*Dataset content*
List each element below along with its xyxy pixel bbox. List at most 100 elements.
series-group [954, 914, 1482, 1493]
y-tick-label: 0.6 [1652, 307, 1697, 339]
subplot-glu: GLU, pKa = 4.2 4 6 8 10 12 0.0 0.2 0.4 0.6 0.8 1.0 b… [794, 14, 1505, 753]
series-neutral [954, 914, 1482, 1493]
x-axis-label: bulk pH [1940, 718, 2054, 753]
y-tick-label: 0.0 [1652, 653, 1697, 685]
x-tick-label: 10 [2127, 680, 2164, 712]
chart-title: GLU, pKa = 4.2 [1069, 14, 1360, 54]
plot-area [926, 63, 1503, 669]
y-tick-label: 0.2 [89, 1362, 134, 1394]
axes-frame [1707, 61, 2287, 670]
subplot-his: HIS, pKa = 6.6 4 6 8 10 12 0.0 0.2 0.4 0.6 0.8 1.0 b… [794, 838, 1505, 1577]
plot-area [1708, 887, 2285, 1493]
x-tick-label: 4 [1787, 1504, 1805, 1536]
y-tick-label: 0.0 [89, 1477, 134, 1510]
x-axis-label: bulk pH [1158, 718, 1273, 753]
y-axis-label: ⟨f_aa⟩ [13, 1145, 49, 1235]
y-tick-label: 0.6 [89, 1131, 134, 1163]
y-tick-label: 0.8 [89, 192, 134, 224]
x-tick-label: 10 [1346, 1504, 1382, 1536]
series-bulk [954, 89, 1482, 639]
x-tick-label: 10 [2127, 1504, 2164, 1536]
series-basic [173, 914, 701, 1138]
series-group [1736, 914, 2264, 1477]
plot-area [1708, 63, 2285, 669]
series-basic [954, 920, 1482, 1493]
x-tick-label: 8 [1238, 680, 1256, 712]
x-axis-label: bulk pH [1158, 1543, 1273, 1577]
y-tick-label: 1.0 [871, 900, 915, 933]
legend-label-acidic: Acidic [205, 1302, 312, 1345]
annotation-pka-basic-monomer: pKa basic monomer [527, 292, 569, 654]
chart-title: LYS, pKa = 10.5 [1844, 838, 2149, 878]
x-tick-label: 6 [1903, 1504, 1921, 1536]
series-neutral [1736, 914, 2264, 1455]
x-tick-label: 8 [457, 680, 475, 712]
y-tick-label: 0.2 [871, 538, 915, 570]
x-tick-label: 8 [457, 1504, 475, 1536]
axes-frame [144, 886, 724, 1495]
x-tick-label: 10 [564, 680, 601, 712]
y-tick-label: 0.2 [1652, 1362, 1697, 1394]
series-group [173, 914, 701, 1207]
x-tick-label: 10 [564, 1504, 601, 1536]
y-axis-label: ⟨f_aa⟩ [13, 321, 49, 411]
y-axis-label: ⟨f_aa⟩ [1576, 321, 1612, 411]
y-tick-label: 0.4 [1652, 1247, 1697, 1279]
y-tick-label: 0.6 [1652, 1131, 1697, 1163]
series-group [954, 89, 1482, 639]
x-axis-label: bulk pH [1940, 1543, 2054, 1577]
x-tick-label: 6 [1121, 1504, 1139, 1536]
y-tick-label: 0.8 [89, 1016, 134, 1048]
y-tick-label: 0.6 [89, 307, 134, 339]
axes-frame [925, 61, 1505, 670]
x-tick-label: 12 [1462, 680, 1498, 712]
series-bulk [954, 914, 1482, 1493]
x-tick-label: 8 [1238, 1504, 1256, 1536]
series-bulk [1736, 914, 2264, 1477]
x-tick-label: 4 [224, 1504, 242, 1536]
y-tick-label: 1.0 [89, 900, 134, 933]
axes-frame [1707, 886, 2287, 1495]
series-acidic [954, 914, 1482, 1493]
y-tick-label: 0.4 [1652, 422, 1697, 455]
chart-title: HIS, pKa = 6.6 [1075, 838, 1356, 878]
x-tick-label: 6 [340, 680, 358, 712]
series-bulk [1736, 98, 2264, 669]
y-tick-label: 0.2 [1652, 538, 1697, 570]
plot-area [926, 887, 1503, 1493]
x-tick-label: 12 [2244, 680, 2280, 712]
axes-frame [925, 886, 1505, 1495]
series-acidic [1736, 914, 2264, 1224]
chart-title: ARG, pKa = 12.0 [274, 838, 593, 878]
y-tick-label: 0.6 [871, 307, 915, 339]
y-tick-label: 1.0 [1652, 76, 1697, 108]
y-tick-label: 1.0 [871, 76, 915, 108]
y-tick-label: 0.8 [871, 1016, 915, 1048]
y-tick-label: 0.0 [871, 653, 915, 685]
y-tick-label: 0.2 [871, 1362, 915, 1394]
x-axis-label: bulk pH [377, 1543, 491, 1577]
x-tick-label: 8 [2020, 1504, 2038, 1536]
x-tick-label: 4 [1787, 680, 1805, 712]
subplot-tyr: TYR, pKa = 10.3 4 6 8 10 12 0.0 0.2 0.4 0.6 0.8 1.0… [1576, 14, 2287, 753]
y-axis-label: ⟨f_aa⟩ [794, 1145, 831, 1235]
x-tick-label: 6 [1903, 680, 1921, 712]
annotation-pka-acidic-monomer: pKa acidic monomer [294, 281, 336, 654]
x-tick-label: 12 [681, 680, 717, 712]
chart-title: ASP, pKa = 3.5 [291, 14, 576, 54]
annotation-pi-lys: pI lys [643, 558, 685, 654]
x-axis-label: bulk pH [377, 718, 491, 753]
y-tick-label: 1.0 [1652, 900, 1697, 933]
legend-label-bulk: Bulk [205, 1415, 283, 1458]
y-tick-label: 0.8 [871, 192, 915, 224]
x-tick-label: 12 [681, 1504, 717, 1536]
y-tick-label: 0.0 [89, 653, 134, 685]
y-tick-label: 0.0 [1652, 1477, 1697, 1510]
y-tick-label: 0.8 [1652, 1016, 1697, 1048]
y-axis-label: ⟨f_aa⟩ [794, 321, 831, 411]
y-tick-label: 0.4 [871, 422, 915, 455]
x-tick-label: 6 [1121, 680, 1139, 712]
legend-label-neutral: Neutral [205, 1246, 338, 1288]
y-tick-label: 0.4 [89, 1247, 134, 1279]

*Exercise brief*
Rewrite the stretch of the listing from the start through the line with "x-tick-label: 10 [2127, 680, 2164, 712]", changing "bulk pH" to "solution pH" and leaving everything else as is.

*Correct response*
List each element below along with its xyxy pixel bbox. List at most 100 elements.
series-group [954, 914, 1482, 1493]
y-tick-label: 0.6 [1652, 307, 1697, 339]
subplot-glu: GLU, pKa = 4.2 4 6 8 10 12 0.0 0.2 0.4 0.6 0.8 1.0 b… [794, 14, 1505, 753]
series-neutral [954, 914, 1482, 1493]
x-axis-label: solution pH [1940, 718, 2054, 753]
y-tick-label: 0.0 [1652, 653, 1697, 685]
x-tick-label: 10 [2127, 680, 2164, 712]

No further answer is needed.